Below are records; work out how many of their lines hold the string "Application" and give that number alone.

[Items from a dataset]
━━━━

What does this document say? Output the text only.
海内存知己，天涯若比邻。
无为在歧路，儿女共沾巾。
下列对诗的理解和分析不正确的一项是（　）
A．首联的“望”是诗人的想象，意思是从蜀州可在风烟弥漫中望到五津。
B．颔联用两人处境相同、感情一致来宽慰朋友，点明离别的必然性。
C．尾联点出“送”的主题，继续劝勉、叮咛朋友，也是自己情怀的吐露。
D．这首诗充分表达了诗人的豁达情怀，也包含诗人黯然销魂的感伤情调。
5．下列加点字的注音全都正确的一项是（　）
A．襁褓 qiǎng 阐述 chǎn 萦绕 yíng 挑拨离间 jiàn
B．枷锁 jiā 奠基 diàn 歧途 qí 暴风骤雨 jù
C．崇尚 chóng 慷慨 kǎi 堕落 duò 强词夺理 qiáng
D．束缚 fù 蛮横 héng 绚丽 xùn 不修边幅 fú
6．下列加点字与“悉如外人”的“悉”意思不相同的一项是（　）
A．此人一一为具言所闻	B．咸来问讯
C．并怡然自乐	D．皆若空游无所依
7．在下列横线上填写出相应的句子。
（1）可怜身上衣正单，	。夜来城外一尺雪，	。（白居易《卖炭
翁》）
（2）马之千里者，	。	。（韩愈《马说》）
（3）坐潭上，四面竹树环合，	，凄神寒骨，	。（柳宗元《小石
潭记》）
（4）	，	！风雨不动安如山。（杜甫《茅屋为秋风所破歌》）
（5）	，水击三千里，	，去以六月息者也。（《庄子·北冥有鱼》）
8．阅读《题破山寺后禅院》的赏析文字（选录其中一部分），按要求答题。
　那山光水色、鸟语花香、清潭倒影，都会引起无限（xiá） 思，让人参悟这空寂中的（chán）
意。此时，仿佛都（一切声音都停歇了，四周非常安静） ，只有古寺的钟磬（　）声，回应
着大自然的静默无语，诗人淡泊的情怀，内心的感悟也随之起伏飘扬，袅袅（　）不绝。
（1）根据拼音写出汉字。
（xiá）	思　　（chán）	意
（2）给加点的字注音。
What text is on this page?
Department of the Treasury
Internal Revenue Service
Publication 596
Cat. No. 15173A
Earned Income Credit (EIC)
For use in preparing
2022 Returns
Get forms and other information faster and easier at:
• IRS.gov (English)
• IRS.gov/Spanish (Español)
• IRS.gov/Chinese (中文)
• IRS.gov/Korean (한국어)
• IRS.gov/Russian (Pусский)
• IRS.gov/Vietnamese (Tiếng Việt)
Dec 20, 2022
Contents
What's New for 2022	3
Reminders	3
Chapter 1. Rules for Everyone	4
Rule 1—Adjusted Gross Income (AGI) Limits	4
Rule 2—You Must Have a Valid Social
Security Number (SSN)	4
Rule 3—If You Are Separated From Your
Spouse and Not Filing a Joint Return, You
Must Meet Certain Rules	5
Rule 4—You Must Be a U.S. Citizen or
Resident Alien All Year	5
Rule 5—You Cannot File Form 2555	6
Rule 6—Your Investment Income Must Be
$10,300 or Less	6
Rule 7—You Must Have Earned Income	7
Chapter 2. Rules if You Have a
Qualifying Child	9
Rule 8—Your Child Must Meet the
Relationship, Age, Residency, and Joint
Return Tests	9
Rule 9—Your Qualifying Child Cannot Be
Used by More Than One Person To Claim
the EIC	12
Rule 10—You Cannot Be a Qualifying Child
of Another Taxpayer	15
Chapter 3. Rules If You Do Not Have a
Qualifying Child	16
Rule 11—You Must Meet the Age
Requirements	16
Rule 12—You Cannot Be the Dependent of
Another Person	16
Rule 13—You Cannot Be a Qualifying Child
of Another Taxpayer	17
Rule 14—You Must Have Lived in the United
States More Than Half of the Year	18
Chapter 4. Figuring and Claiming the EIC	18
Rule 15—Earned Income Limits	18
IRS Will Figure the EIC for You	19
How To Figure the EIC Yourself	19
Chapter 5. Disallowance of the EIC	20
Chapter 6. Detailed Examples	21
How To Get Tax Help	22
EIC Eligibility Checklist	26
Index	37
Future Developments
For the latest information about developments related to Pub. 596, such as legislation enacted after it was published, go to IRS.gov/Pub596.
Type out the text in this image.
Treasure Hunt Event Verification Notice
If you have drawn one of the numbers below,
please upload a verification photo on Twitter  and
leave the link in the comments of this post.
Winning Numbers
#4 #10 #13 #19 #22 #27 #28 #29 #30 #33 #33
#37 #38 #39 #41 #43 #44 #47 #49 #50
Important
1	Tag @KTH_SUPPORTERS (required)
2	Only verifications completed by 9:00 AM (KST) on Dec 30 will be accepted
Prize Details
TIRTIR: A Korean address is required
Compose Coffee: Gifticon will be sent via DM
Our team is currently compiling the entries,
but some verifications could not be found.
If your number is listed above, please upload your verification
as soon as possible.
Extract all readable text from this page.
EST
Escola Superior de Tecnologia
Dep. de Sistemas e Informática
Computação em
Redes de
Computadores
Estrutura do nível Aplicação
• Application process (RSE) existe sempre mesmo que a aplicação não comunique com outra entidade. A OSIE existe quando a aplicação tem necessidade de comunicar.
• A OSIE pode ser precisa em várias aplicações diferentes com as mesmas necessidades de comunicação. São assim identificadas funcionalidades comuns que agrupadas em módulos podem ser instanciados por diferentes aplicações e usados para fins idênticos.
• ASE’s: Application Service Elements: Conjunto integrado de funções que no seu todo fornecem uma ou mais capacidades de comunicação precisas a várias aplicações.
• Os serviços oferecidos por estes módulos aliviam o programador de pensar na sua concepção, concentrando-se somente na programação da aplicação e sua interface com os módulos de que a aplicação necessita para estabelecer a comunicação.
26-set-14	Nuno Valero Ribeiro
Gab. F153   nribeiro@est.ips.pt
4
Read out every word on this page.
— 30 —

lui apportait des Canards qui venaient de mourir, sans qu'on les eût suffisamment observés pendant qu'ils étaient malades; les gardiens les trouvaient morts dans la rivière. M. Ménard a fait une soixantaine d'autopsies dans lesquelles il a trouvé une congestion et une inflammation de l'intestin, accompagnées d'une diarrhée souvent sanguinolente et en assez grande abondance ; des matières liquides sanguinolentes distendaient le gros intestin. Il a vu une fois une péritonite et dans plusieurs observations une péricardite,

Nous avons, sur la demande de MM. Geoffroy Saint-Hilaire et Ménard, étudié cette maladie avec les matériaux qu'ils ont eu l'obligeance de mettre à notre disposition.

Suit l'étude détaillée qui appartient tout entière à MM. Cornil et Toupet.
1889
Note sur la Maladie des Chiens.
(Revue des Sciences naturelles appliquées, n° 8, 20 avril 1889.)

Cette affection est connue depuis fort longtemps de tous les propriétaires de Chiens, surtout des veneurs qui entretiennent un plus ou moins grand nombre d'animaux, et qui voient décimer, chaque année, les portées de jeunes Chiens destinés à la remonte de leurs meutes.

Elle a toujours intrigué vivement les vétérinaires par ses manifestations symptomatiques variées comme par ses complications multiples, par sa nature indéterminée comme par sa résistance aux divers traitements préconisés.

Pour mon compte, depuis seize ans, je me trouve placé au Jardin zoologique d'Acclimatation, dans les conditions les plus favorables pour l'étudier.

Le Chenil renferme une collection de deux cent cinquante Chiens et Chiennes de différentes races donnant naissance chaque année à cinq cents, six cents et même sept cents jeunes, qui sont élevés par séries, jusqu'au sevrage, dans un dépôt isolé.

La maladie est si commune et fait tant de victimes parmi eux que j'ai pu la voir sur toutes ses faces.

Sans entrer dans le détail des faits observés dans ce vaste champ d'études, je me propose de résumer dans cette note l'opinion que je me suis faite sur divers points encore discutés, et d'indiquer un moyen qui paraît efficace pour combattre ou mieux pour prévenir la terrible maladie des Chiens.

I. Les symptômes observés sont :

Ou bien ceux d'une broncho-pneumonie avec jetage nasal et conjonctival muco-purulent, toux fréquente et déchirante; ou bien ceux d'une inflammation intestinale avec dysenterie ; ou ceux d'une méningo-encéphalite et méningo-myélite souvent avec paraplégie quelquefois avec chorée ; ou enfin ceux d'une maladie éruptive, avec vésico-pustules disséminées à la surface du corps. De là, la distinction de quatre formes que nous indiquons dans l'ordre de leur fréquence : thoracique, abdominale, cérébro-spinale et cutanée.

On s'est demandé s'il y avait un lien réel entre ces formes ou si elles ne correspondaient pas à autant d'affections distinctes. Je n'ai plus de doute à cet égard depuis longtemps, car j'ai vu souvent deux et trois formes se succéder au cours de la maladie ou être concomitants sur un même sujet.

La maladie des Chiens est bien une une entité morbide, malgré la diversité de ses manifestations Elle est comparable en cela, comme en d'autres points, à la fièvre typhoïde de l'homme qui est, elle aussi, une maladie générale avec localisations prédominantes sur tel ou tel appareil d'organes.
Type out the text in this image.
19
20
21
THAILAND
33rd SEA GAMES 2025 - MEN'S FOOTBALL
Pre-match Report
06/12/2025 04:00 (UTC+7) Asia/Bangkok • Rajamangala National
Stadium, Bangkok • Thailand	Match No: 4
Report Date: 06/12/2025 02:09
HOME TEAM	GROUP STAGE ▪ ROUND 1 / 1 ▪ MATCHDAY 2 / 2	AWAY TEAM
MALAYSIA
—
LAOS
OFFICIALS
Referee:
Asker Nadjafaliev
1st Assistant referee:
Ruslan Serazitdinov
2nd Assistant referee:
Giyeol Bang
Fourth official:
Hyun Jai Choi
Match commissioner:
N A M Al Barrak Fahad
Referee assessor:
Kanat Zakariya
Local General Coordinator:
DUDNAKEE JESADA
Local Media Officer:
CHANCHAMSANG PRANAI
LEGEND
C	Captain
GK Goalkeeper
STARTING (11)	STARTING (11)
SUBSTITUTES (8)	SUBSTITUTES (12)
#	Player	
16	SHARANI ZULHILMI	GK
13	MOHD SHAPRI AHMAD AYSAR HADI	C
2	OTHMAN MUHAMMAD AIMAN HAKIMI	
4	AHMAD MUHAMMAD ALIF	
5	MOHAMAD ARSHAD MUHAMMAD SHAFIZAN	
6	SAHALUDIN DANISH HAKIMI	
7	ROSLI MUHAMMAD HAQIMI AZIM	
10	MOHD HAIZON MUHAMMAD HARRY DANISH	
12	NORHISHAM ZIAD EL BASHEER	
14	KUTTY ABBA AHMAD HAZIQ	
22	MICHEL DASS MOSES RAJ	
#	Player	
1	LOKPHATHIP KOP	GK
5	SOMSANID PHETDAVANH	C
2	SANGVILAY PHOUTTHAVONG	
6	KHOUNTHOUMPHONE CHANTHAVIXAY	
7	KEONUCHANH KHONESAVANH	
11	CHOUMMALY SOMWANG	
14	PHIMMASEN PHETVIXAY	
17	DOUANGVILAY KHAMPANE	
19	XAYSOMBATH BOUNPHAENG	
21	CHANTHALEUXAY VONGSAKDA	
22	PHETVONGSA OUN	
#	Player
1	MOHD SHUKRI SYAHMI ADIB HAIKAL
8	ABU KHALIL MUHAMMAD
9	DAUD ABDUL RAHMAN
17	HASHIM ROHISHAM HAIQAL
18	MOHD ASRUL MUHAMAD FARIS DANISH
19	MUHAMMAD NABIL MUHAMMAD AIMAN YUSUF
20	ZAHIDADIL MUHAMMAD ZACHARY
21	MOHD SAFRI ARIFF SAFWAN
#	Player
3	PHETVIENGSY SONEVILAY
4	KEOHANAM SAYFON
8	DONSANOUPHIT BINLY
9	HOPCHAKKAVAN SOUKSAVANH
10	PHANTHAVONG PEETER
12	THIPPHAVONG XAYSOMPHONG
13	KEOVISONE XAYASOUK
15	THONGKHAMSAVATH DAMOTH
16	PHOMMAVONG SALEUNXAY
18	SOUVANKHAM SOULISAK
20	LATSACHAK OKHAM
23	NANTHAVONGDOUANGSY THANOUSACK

━━━━

◆ **Answer to this exercise**: 2